··· Provided data
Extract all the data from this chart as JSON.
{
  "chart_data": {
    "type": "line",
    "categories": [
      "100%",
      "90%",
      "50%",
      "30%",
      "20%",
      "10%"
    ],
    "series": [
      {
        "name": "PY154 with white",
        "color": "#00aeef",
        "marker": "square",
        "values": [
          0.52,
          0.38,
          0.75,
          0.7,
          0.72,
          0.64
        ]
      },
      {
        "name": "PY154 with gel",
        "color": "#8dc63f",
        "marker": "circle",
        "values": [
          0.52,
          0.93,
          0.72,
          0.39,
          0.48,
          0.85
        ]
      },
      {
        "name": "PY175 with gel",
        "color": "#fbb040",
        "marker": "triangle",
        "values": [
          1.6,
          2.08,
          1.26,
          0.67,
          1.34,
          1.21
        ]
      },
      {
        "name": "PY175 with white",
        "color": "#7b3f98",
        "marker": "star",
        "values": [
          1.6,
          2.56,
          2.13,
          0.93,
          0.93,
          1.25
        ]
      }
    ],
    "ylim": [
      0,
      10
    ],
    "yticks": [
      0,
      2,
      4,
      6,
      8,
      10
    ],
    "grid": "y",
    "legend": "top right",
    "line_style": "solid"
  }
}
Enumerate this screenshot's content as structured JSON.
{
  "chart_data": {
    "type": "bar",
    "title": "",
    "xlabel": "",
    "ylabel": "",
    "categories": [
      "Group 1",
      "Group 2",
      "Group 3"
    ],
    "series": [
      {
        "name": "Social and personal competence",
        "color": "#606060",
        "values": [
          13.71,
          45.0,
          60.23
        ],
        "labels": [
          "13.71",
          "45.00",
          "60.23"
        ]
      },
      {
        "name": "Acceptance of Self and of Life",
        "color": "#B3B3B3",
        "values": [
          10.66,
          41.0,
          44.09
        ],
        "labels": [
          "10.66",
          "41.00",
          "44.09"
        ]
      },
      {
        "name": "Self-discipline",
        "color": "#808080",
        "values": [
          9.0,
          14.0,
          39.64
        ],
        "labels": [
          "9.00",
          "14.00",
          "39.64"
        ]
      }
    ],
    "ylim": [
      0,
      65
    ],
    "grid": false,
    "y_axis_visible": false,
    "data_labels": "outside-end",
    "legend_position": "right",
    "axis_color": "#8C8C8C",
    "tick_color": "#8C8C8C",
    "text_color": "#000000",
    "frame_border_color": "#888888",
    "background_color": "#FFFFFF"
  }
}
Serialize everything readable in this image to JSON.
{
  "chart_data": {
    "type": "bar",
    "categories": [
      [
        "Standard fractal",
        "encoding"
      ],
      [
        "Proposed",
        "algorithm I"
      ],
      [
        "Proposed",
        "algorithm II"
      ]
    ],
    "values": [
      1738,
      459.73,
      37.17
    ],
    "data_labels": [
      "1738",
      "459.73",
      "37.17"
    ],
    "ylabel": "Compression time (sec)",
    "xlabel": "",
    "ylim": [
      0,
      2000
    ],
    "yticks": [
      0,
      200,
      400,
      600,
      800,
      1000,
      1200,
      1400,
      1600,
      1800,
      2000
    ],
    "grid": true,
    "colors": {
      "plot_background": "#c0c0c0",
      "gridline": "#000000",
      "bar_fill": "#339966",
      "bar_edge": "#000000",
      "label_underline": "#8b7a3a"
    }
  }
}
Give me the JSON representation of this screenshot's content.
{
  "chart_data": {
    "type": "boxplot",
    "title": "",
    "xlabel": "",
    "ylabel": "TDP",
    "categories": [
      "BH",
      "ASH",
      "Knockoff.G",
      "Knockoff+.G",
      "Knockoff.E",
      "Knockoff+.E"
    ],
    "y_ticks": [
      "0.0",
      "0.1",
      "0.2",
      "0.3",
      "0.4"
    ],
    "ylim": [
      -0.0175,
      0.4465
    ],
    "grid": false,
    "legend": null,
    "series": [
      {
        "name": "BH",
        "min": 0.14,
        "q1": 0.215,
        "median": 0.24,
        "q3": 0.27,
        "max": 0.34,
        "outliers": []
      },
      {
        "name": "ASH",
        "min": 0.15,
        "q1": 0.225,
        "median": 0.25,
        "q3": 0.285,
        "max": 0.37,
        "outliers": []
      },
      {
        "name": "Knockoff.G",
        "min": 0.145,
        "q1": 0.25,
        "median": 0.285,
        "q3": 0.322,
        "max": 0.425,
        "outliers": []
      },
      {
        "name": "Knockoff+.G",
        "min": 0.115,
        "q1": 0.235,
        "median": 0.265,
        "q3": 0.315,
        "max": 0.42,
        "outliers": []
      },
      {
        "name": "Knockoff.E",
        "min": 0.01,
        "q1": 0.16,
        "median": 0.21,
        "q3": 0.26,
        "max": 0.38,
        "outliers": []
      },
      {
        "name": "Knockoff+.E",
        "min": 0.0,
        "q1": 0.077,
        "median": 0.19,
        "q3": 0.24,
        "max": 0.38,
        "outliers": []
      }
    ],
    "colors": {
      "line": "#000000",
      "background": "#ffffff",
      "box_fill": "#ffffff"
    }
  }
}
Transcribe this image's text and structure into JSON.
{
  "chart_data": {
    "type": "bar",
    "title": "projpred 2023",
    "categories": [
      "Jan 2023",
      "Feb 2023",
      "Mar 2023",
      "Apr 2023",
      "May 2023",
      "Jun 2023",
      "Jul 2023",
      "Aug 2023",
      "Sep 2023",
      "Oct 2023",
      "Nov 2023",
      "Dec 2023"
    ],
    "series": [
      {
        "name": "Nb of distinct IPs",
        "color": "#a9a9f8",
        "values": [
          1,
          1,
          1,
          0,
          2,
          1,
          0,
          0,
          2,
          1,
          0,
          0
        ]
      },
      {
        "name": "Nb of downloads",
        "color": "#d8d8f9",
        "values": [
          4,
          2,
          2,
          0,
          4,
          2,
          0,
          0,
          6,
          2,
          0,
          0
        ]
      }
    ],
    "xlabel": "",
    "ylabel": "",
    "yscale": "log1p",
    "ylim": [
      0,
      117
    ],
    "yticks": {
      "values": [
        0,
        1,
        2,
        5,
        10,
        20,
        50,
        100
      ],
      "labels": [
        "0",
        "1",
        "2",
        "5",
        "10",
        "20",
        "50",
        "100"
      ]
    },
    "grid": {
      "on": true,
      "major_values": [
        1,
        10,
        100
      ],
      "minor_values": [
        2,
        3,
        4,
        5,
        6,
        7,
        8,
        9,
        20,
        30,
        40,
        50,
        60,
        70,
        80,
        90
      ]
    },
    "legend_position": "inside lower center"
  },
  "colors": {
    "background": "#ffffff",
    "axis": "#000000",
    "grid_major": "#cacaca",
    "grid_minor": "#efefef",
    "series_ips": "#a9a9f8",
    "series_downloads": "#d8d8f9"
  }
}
······
> [Do this] Print out all the entries precisely as written.

> [Task result]
Extract all the data from this chart as JSON.
{
  "chart_data": {
    "type": "line",
    "categories": [
      "100%",
      "90%",
      "50%",
      "30%",
      "20%",
      "10%"
    ],
    "series": [
      {
        "name": "PY154 with white",
        "color": "#00aeef",
        "marker": "square",
        "values": [
          0.52,
          0.38,
          0.75,
          0.7,
          0.72,
          0.64
        ]
      },
      {
        "name": "PY154 with gel",
        "color": "#8dc63f",
        "marker": "circle",
        "values": [
          0.52,
          0.93,
          0.72,
          0.39,
          0.48,
          0.85
        ]
      },
      {
        "name": "PY175 with gel",
        "color": "#fbb040",
        "marker": "triangle",
        "values": [
          1.6,
          2.08,
          1.26,
          0.67,
          1.34,
          1.21
        ]
      },
      {
        "name": "PY175 with white",
        "color": "#7b3f98",
        "marker": "star",
        "values": [
          1.6,
          2.56,
          2.13,
          0.93,
          0.93,
          1.25
        ]
      }
    ],
    "ylim": [
      0,
      10
    ],
    "yticks": [
      0,
      2,
      4,
      6,
      8,
      10
    ],
    "grid": "y",
    "legend": "top right",
    "line_style": "solid"
  }
}
Enumerate this screenshot's content as structured JSON.
{
  "chart_data": {
    "type": "bar",
    "title": "",
    "xlabel": "",
    "ylabel": "",
    "categories": [
      "Group 1",
      "Group 2",
      "Group 3"
    ],
    "series": [
      {
        "name": "Social and personal competence",
        "color": "#606060",
        "values": [
          13.71,
          45.0,
          60.23
        ],
        "labels": [
          "13.71",
          "45.00",
          "60.23"
        ]
      },
      {
        "name": "Acceptance of Self and of Life",
        "color": "#B3B3B3",
        "values": [
          10.66,
          41.0,
          44.09
        ],
        "labels": [
          "10.66",
          "41.00",
          "44.09"
        ]
      },
      {
        "name": "Self-discipline",
        "color": "#808080",
        "values": [
          9.0,
          14.0,
          39.64
        ],
        "labels": [
          "9.00",
          "14.00",
          "39.64"
        ]
      }
    ],
    "ylim": [
      0,
      65
    ],
    "grid": false,
    "y_axis_visible": false,
    "data_labels": "outside-end",
    "legend_position": "right",
    "axis_color": "#8C8C8C",
    "tick_color": "#8C8C8C",
    "text_color": "#000000",
    "frame_border_color": "#888888",
    "background_color": "#FFFFFF"
  }
}
Serialize everything readable in this image to JSON.
{
  "chart_data": {
    "type": "bar",
    "categories": [
      [
        "Standard fractal",
        "encoding"
      ],
      [
        "Proposed",
        "algorithm I"
      ],
      [
        "Proposed",
        "algorithm II"
      ]
    ],
    "values": [
      1738,
      459.73,
      37.17
    ],
    "data_labels": [
      "1738",
      "459.73",
      "37.17"
    ],
    "ylabel": "Compression time (sec)",
    "xlabel": "",
    "ylim": [
      0,
      2000
    ],
    "yticks": [
      0,
      200,
      400,
      600,
      800,
      1000,
      1200,
      1400,
      1600,
      1800,
      2000
    ],
    "grid": true,
    "colors": {
      "plot_background": "#c0c0c0",
      "gridline": "#000000",
      "bar_fill": "#339966",
      "bar_edge": "#000000",
      "label_underline": "#8b7a3a"
    }
  }
}
Give me the JSON representation of this screenshot's content.
{
  "chart_data": {
    "type": "boxplot",
    "title": "",
    "xlabel": "",
    "ylabel": "TDP",
    "categories": [
      "BH",
      "ASH",
      "Knockoff.G",
      "Knockoff+.G",
      "Knockoff.E",
      "Knockoff+.E"
    ],
    "y_ticks": [
      "0.0",
      "0.1",
      "0.2",
      "0.3",
      "0.4"
    ],
    "ylim": [
      -0.0175,
      0.4465
    ],
    "grid": false,
    "legend": null,
    "series": [
      {
        "name": "BH",
        "min": 0.14,
        "q1": 0.215,
        "median": 0.24,
        "q3": 0.27,
        "max": 0.34,
        "outliers": []
      },
      {
        "name": "ASH",
        "min": 0.15,
        "q1": 0.225,
        "median": 0.25,
        "q3": 0.285,
        "max": 0.37,
        "outliers": []
      },
      {
        "name": "Knockoff.G",
        "min": 0.145,
        "q1": 0.25,
        "median": 0.285,
        "q3": 0.322,
        "max": 0.425,
        "outliers": []
      },
      {
        "name": "Knockoff+.G",
        "min": 0.115,
        "q1": 0.235,
        "median": 0.265,
        "q3": 0.315,
        "max": 0.42,
        "outliers": []
      },
      {
        "name": "Knockoff.E",
        "min": 0.01,
        "q1": 0.16,
        "median": 0.21,
        "q3": 0.26,
        "max": 0.38,
        "outliers": []
      },
      {
        "name": "Knockoff+.E",
        "min": 0.0,
        "q1": 0.077,
        "median": 0.19,
        "q3": 0.24,
        "max": 0.38,
        "outliers": []
      }
    ],
    "colors": {
      "line": "#000000",
      "background": "#ffffff",
      "box_fill": "#ffffff"
    }
  }
}
Transcribe this image's text and structure into JSON.
{
  "chart_data": {
    "type": "bar",
    "title": "projpred 2023",
    "categories": [
      "Jan 2023",
      "Feb 2023",
      "Mar 2023",
      "Apr 2023",
      "May 2023",
      "Jun 2023",
      "Jul 2023",
      "Aug 2023",
      "Sep 2023",
      "Oct 2023",
      "Nov 2023",
      "Dec 2023"
    ],
    "series": [
      {
        "name": "Nb of distinct IPs",
        "color": "#a9a9f8",
        "values": [
          1,
          1,
          1,
          0,
          2,
          1,
          0,
          0,
          2,
          1,
          0,
          0
        ]
      },
      {
        "name": "Nb of downloads",
        "color": "#d8d8f9",
        "values": [
          4,
          2,
          2,
          0,
          4,
          2,
          0,
          0,
          6,
          2,
          0,
          0
        ]
      }
    ],
    "xlabel": "",
    "ylabel": "",
    "yscale": "log1p",
    "ylim": [
      0,
      117
    ],
    "yticks": {
      "values": [
        0,
        1,
        2,
        5,
        10,
        20,
        50,
        100
      ],
      "labels": [
        "0",
        "1",
        "2",
        "5",
        "10",
        "20",
        "50",
        "100"
      ]
    },
    "grid": {
      "on": true,
      "major_values": [
        1,
        10,
        100
      ],
      "minor_values": [
        2,
        3,
        4,
        5,
        6,
        7,
        8,
        9,
        20,
        30,
        40,
        50,
        60,
        70,
        80,
        90
      ]
    },
    "legend_position": "inside lower center"
  },
  "colors": {
    "background": "#ffffff",
    "axis": "#000000",
    "grid_major": "#cacaca",
    "grid_minor": "#efefef",
    "series_ips": "#a9a9f8",
    "series_downloads": "#d8d8f9"
  }
}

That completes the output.